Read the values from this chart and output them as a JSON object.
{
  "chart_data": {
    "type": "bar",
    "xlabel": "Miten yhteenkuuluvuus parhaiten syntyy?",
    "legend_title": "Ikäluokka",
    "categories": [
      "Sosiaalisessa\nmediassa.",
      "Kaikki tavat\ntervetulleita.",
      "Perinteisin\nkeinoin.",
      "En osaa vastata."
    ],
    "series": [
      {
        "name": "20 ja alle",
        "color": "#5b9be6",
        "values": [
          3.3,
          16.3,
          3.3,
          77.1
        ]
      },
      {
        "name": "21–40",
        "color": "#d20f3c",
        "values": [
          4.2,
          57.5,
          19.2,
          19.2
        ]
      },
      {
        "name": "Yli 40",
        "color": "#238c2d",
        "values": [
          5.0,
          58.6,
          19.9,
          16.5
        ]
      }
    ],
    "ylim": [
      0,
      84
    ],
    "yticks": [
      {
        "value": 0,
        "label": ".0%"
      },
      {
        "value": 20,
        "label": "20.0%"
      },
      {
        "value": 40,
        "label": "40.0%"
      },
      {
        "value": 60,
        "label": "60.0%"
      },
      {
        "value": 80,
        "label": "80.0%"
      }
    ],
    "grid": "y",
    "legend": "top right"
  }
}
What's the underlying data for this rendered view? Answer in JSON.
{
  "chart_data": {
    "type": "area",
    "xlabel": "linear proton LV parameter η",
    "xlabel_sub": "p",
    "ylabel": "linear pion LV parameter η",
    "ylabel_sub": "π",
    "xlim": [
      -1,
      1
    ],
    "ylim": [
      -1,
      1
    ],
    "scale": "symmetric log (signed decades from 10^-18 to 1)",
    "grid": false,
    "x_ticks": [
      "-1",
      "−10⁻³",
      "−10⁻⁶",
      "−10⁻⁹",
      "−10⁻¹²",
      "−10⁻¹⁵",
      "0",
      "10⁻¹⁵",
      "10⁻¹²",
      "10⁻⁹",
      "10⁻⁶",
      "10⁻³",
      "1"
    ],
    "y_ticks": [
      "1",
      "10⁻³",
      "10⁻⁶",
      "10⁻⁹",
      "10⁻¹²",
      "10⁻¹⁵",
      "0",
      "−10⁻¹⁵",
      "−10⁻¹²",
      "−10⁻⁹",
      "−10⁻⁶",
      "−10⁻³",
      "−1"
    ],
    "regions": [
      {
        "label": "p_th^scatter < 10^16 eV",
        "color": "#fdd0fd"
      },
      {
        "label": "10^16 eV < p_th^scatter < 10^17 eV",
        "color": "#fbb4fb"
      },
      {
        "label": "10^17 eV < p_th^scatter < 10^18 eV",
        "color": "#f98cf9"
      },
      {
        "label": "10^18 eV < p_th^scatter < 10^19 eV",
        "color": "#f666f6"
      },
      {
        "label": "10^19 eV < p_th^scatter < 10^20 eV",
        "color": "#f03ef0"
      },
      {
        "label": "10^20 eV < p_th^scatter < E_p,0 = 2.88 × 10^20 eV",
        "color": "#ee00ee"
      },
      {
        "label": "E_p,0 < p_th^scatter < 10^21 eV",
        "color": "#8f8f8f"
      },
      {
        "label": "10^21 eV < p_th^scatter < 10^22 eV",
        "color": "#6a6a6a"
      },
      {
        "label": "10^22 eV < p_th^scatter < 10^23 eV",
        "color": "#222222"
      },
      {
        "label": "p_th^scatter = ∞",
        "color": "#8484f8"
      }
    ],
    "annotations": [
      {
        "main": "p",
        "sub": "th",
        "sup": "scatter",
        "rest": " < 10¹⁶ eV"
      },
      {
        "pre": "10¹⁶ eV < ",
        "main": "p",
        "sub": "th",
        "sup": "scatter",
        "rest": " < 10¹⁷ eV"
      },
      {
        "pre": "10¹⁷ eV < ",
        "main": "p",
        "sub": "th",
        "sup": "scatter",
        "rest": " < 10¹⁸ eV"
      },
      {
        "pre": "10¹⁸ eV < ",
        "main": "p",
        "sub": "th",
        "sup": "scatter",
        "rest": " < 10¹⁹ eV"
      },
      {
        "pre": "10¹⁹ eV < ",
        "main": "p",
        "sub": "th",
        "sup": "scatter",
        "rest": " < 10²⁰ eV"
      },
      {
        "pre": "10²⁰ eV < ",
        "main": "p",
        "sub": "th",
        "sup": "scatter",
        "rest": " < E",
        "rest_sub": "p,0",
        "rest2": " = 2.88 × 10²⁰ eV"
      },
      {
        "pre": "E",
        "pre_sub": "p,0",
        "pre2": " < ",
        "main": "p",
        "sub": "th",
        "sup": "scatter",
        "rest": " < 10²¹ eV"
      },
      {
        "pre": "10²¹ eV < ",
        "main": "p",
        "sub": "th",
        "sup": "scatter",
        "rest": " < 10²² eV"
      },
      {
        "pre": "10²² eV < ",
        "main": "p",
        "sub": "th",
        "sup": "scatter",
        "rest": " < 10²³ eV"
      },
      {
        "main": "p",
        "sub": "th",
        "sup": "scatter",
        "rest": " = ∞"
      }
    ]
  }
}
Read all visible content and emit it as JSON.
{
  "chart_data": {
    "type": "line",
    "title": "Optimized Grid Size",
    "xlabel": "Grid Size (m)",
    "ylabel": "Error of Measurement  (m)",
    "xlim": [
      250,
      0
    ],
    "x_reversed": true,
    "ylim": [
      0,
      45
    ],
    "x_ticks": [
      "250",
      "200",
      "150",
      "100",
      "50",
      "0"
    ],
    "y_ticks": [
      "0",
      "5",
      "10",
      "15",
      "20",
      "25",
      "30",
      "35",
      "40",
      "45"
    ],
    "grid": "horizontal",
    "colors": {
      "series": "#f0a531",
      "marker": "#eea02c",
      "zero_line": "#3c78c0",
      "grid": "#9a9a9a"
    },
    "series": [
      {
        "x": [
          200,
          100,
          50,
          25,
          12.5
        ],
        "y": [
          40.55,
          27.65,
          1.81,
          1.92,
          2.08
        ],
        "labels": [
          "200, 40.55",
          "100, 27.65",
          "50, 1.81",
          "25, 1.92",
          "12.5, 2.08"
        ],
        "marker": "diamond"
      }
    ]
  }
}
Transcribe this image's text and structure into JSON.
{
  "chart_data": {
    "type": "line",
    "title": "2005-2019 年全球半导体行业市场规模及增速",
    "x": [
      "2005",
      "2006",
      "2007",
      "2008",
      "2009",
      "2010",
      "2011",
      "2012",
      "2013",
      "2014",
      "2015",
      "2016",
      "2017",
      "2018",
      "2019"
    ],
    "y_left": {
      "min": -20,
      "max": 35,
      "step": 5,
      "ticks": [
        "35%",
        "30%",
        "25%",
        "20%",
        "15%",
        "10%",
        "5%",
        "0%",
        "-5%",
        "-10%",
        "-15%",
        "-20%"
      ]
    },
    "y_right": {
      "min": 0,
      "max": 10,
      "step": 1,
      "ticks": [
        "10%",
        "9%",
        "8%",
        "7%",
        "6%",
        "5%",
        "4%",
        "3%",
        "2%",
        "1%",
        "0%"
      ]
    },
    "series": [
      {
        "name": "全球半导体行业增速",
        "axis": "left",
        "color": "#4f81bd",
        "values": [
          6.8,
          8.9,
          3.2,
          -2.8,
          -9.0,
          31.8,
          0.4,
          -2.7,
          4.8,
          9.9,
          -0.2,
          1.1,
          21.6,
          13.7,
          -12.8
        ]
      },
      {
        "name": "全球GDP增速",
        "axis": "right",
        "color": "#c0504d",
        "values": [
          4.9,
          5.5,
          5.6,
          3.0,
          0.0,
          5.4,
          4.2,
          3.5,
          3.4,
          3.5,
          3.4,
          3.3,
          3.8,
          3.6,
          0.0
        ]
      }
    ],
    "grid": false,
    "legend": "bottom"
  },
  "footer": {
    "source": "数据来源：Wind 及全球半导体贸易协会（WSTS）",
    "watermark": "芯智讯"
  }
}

What you are asked to do |
Your answer should be a single number: the count of lines in the data that include the word "JSON".

Reply |
4